Records from a dataset:
-------

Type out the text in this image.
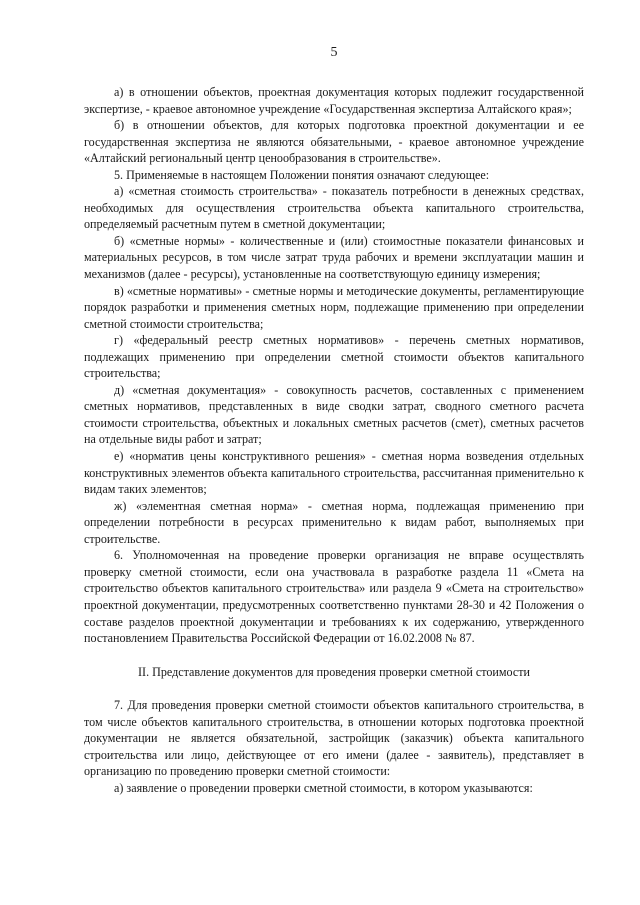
5

а) в отношении объектов, проектная документация которых подлежит государственной экспертизе, - краевое автономное учреждение «Государственная экспертиза Алтайского края»;

б) в отношении объектов, для которых подготовка проектной документации и ее государственная экспертиза не являются обязательными, - краевое автономное учреждение «Алтайский региональный центр ценообразования в строительстве».

5. Применяемые в настоящем Положении понятия означают следующее:

а) «сметная стоимость строительства» - показатель потребности в денежных средствах, необходимых для осуществления строительства объекта капитального строительства, определяемый расчетным путем в сметной документации;

б) «сметные нормы» - количественные и (или) стоимостные показатели финансовых и материальных ресурсов, в том числе затрат труда рабочих и времени эксплуатации машин и механизмов (далее - ресурсы), установленные на соответствующую единицу измерения;

в) «сметные нормативы» - сметные нормы и методические документы, регламентирующие порядок разработки и применения сметных норм, подлежащие применению при определении сметной стоимости строительства;

г) «федеральный реестр сметных нормативов» - перечень сметных нормативов, подлежащих применению при определении сметной стоимости объектов капитального строительства;

д) «сметная документация» - совокупность расчетов, составленных с применением сметных нормативов, представленных в виде сводки затрат, сводного сметного расчета стоимости строительства, объектных и локальных сметных расчетов (смет), сметных расчетов на отдельные виды работ и затрат;

е) «норматив цены конструктивного решения» - сметная норма возведения отдельных конструктивных элементов объекта капитального строительства, рассчитанная применительно к видам таких элементов;

ж) «элементная сметная норма» - сметная норма, подлежащая применению при определении потребности в ресурсах применительно к видам работ, выполняемых при строительстве.

6. Уполномоченная на проведение проверки организация не вправе осуществлять проверку сметной стоимости, если она участвовала в разработке раздела 11 «Смета на строительство объектов капитального строительства» или раздела 9 «Смета на строительство» проектной документации, предусмотренных соответственно пунктами 28-30 и 42 Положения о составе разделов проектной документации и требованиях к их содержанию, утвержденного постановлением Правительства Российской Федерации от 16.02.2008 № 87.

II. Представление документов для проведения проверки сметной стоимости

7. Для проведения проверки сметной стоимости объектов капитального строительства, в том числе объектов капитального строительства, в отношении которых подготовка проектной документации не является обязательной, застройщик (заказчик) объекта капитального строительства или лицо, действующее от его имени (далее - заявитель), представляет в организацию по проведению проверки сметной стоимости:

а) заявление о проведении проверки сметной стоимости, в котором указываются:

-------

Task directions: Without including any pictures, print all of the material exactly as given.

Expected answer:
Type out the text in this image.
5

а) в отношении объектов, проектная документация которых подлежит государственной экспертизе, - краевое автономное учреждение «Государственная экспертиза Алтайского края»;

б) в отношении объектов, для которых подготовка проектной документации и ее государственная экспертиза не являются обязательными, - краевое автономное учреждение «Алтайский региональный центр ценообразования в строительстве».

5. Применяемые в настоящем Положении понятия означают следующее:

а) «сметная стоимость строительства» - показатель потребности в денежных средствах, необходимых для осуществления строительства объекта капитального строительства, определяемый расчетным путем в сметной документации;

б) «сметные нормы» - количественные и (или) стоимостные показатели финансовых и материальных ресурсов, в том числе затрат труда рабочих и времени эксплуатации машин и механизмов (далее - ресурсы), установленные на соответствующую единицу измерения;

в) «сметные нормативы» - сметные нормы и методические документы, регламентирующие порядок разработки и применения сметных норм, подлежащие применению при определении сметной стоимости строительства;

г) «федеральный реестр сметных нормативов» - перечень сметных нормативов, подлежащих применению при определении сметной стоимости объектов капитального строительства;

д) «сметная документация» - совокупность расчетов, составленных с применением сметных нормативов, представленных в виде сводки затрат, сводного сметного расчета стоимости строительства, объектных и локальных сметных расчетов (смет), сметных расчетов на отдельные виды работ и затрат;

е) «норматив цены конструктивного решения» - сметная норма возведения отдельных конструктивных элементов объекта капитального строительства, рассчитанная применительно к видам таких элементов;

ж) «элементная сметная норма» - сметная норма, подлежащая применению при определении потребности в ресурсах применительно к видам работ, выполняемых при строительстве.

6. Уполномоченная на проведение проверки организация не вправе осуществлять проверку сметной стоимости, если она участвовала в разработке раздела 11 «Смета на строительство объектов капитального строительства» или раздела 9 «Смета на строительство» проектной документации, предусмотренных соответственно пунктами 28-30 и 42 Положения о составе разделов проектной документации и требованиях к их содержанию, утвержденного постановлением Правительства Российской Федерации от 16.02.2008 № 87.

II. Представление документов для проведения проверки сметной стоимости

7. Для проведения проверки сметной стоимости объектов капитального строительства, в том числе объектов капитального строительства, в отношении которых подготовка проектной документации не является обязательной, застройщик (заказчик) объекта капитального строительства или лицо, действующее от его имени (далее - заявитель), представляет в организацию по проведению проверки сметной стоимости:

а) заявление о проведении проверки сметной стоимости, в котором указываются:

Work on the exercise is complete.